WHAT YOU NEED TO DO →
Retype every line of the items below, changing nothing.

BEGIN MATERIAL TO PROCESS

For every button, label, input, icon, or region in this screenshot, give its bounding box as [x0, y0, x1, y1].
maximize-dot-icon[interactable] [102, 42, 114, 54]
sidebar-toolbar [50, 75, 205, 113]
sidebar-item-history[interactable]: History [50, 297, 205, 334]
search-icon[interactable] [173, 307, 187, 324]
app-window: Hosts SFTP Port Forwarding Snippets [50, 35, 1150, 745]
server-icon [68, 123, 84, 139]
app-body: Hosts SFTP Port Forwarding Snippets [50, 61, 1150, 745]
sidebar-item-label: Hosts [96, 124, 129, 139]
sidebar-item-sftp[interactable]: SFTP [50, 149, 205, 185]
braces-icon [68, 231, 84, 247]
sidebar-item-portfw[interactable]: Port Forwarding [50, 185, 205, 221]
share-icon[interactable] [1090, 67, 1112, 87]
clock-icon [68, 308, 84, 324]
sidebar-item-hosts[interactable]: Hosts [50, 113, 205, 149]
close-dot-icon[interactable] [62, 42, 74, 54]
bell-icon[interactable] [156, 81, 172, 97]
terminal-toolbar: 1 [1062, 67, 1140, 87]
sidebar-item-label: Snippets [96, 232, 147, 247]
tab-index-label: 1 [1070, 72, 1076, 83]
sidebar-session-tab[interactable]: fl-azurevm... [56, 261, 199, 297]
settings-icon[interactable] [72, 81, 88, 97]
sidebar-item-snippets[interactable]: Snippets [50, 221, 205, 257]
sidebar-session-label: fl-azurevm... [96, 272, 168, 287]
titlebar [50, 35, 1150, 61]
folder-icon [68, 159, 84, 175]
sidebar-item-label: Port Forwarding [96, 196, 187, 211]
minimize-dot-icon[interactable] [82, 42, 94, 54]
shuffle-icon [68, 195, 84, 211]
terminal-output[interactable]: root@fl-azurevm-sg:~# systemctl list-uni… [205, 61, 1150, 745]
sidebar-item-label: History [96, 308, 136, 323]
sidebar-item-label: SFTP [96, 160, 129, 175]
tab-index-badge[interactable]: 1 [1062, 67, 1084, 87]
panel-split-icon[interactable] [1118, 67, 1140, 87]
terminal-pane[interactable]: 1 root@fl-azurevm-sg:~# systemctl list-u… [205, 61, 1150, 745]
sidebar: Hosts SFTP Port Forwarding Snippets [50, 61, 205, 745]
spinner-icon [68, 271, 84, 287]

END MATERIAL TO PROCESS

RESULT OF THE EXERCISE →
For every button, label, input, icon, or region in this screenshot, give its bounding box as [x0, y0, x1, y1].
maximize-dot-icon[interactable] [102, 42, 114, 54]
sidebar-toolbar [50, 75, 205, 113]
sidebar-item-history[interactable]: History [50, 297, 205, 334]
search-icon[interactable] [173, 307, 187, 324]
app-window: Hosts SFTP Port Forwarding Snippets [50, 35, 1150, 745]
server-icon [68, 123, 84, 139]
app-body: Hosts SFTP Port Forwarding Snippets [50, 61, 1150, 745]
sidebar-item-label: Hosts [96, 124, 129, 139]
sidebar-item-sftp[interactable]: SFTP [50, 149, 205, 185]
braces-icon [68, 231, 84, 247]
sidebar-item-portfw[interactable]: Port Forwarding [50, 185, 205, 221]
share-icon[interactable] [1090, 67, 1112, 87]
clock-icon [68, 308, 84, 324]
sidebar-item-hosts[interactable]: Hosts [50, 113, 205, 149]
close-dot-icon[interactable] [62, 42, 74, 54]
bell-icon[interactable] [156, 81, 172, 97]
terminal-toolbar: 1 [1062, 67, 1140, 87]
sidebar-item-label: Snippets [96, 232, 147, 247]
tab-index-label: 1 [1070, 72, 1076, 83]
sidebar-session-tab[interactable]: fl-azurevm... [56, 261, 199, 297]
settings-icon[interactable] [72, 81, 88, 97]
sidebar-item-snippets[interactable]: Snippets [50, 221, 205, 257]
sidebar-session-label: fl-azurevm... [96, 272, 168, 287]
titlebar [50, 35, 1150, 61]
folder-icon [68, 159, 84, 175]
sidebar-item-label: Port Forwarding [96, 196, 187, 211]
minimize-dot-icon[interactable] [82, 42, 94, 54]
shuffle-icon [68, 195, 84, 211]
terminal-output[interactable]: root@fl-azurevm-sg:~# systemctl list-uni… [205, 61, 1150, 745]
sidebar-item-label: History [96, 308, 136, 323]
sidebar-item-label: SFTP [96, 160, 129, 175]
tab-index-badge[interactable]: 1 [1062, 67, 1084, 87]
panel-split-icon[interactable] [1118, 67, 1140, 87]
terminal-pane[interactable]: 1 root@fl-azurevm-sg:~# systemctl list-u… [205, 61, 1150, 745]
sidebar: Hosts SFTP Port Forwarding Snippets [50, 61, 205, 745]
spinner-icon [68, 271, 84, 287]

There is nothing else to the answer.